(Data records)
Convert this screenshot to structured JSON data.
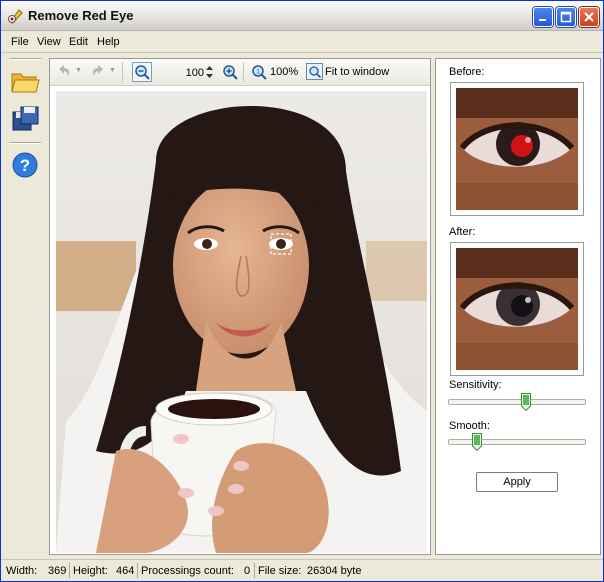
{
  "window": {
    "title": "Remove Red Eye"
  },
  "menu": [
    "File",
    "View",
    "Edit",
    "Help"
  ],
  "sidebar": [
    {
      "icon": "open-folder-icon"
    },
    {
      "icon": "save-icon"
    },
    {
      "icon": "help-icon"
    }
  ],
  "toolbar": {
    "undo_icon": "undo-icon",
    "redo_icon": "redo-icon",
    "zoom_out_icon": "zoom-out-icon",
    "zoom_value": "100",
    "zoom_in_icon": "zoom-in-icon",
    "actual_size_label": "100%",
    "fit_label": "Fit to window"
  },
  "preview": {
    "before_label": "Before:",
    "after_label": "After:"
  },
  "controls": {
    "sensitivity_label": "Sensitivity:",
    "sensitivity_value": 0.57,
    "smooth_label": "Smooth:",
    "smooth_value": 0.19,
    "apply_label": "Apply"
  },
  "status": {
    "width_label": "Width:",
    "width_value": "369",
    "height_label": "Height:",
    "height_value": "464",
    "count_label": "Processings count:",
    "count_value": "0",
    "filesize_label": "File size:",
    "filesize_value": "26304 byte"
  },
  "colors": {
    "accent": "#2459d7",
    "close": "#c9421f"
  }
}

▶ **WHAT THE TASK REQUIRES**
Reproduce the data word for word, excluding its pictures.

▶ **EXPECTED OUTPUT**
Convert this screenshot to structured JSON data.
{
  "window": {
    "title": "Remove Red Eye"
  },
  "menu": [
    "File",
    "View",
    "Edit",
    "Help"
  ],
  "sidebar": [
    {
      "icon": "open-folder-icon"
    },
    {
      "icon": "save-icon"
    },
    {
      "icon": "help-icon"
    }
  ],
  "toolbar": {
    "undo_icon": "undo-icon",
    "redo_icon": "redo-icon",
    "zoom_out_icon": "zoom-out-icon",
    "zoom_value": "100",
    "zoom_in_icon": "zoom-in-icon",
    "actual_size_label": "100%",
    "fit_label": "Fit to window"
  },
  "preview": {
    "before_label": "Before:",
    "after_label": "After:"
  },
  "controls": {
    "sensitivity_label": "Sensitivity:",
    "sensitivity_value": 0.57,
    "smooth_label": "Smooth:",
    "smooth_value": 0.19,
    "apply_label": "Apply"
  },
  "status": {
    "width_label": "Width:",
    "width_value": "369",
    "height_label": "Height:",
    "height_value": "464",
    "count_label": "Processings count:",
    "count_value": "0",
    "filesize_label": "File size:",
    "filesize_value": "26304 byte"
  },
  "colors": {
    "accent": "#2459d7",
    "close": "#c9421f"
  }
}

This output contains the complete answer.